Excerpt to read:
>>

The increasing influence of developers in technology and purchasing decisions has changed how teams discover, test, and adopt products. Never has this been more clearly articulated than in this piece from our friends at SlashData – the Influence of Developers. As part of the wider, and always excellent, State of the Developer Nation series this section tells us that fully 77% of professional developers have a say in tool selection, and this figure excludes single or lone wolf developers. Therefore we’re witnessing a shift in marketing and business development activities from top-down to bottom up, targeting developers is becoming a viable strategy.
It seems that the rise of the developer is an unstoppable force, their influence is spreading into all areas of technology creation. SlashData uses four developer types in their work, front line coders, team leads, product managers and CxO’s and while we don’t disagree with those there is always plenty of discussion to be had in the developer marketing world about ‘what is a developer?’. At Catchy we take a slightly wider view of developers but we all agree that this is a very broad and diverse group of technical decision makers. Addressing the needs of this group and cutting through the noise to reach them is no easy task.

<<

What is being asked:
Transcribe the passage on developer influence verbatim between "The increasing influence" and "a viable strategy.", inclusive. The records come from a separate source unrelated to the passage on developer influence.

Listed entries:
>>

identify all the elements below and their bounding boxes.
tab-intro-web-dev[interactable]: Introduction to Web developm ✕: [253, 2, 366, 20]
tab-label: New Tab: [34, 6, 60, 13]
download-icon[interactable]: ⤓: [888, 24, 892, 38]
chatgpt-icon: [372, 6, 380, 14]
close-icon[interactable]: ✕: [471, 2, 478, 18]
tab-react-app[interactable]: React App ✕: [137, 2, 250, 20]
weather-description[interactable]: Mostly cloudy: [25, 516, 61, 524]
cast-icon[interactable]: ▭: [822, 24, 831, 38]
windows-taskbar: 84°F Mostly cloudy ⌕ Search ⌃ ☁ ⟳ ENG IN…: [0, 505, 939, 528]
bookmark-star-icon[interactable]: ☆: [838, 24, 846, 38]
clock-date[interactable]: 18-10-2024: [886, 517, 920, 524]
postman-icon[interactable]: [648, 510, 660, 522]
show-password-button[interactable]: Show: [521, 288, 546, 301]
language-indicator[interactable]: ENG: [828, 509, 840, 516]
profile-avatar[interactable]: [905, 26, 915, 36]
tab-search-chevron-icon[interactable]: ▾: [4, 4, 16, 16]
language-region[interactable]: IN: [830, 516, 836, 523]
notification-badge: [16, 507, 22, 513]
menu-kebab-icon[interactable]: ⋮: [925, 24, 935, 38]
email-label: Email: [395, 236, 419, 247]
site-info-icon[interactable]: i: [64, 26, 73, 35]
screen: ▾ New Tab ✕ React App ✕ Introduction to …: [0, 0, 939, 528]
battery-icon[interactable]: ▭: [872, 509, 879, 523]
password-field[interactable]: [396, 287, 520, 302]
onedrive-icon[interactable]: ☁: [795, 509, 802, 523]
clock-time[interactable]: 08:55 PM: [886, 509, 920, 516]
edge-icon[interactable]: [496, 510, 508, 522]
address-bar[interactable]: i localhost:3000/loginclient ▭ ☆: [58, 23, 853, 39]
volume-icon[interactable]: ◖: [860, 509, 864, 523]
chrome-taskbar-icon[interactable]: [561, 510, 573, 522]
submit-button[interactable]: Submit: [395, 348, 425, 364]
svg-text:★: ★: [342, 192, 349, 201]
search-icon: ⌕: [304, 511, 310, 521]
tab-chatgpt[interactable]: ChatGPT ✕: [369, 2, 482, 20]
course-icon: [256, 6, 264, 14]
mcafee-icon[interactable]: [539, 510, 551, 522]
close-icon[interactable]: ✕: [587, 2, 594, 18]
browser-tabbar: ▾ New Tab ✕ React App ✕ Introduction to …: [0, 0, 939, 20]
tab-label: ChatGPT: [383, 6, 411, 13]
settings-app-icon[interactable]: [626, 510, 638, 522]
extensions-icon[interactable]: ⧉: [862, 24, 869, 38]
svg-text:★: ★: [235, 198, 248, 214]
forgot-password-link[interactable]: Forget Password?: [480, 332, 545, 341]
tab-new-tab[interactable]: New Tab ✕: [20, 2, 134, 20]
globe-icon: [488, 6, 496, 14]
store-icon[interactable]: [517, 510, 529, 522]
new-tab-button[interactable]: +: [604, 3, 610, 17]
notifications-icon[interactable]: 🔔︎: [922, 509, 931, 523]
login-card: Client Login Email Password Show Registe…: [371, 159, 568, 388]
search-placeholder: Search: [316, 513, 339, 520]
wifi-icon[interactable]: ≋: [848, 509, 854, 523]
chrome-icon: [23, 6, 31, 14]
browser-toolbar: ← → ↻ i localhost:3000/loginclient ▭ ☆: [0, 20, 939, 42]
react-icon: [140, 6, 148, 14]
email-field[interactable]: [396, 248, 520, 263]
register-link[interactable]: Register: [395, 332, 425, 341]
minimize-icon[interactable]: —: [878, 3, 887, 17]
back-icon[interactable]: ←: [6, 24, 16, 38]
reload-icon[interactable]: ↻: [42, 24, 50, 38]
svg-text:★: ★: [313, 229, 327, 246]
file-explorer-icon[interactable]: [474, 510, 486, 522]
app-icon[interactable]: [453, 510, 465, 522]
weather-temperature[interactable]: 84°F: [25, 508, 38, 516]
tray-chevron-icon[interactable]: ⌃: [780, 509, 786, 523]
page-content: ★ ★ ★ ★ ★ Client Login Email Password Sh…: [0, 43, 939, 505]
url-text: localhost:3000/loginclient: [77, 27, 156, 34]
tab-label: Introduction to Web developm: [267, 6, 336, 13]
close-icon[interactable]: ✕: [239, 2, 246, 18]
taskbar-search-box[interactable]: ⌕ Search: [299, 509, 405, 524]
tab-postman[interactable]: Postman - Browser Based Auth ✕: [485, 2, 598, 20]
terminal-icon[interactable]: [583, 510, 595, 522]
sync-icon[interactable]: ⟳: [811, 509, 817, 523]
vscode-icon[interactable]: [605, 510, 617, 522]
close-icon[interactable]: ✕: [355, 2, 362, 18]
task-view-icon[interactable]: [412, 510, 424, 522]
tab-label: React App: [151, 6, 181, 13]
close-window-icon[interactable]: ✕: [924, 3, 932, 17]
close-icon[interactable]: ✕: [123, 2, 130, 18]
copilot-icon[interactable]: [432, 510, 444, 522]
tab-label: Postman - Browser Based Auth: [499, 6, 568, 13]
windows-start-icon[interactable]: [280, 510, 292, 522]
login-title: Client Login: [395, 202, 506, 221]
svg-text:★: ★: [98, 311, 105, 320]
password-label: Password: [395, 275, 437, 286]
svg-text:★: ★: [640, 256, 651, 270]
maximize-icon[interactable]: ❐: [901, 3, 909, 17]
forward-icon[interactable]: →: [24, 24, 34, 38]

<<

Final answer:
The increasing influence of developers in technology and purchasing decisions has changed how teams discover, test, and adopt products. Never has this been more clearly articulated than in this piece from our friends at SlashData – the Influence of Developers. As part of the wider, and always excellent, State of the Developer Nation series this section tells us that fully 77% of professional developers have a say in tool selection, and this figure excludes single or lone wolf developers. Therefore we’re witnessing a shift in marketing and business development activities from top-down to bottom up, targeting developers is becoming a viable strategy.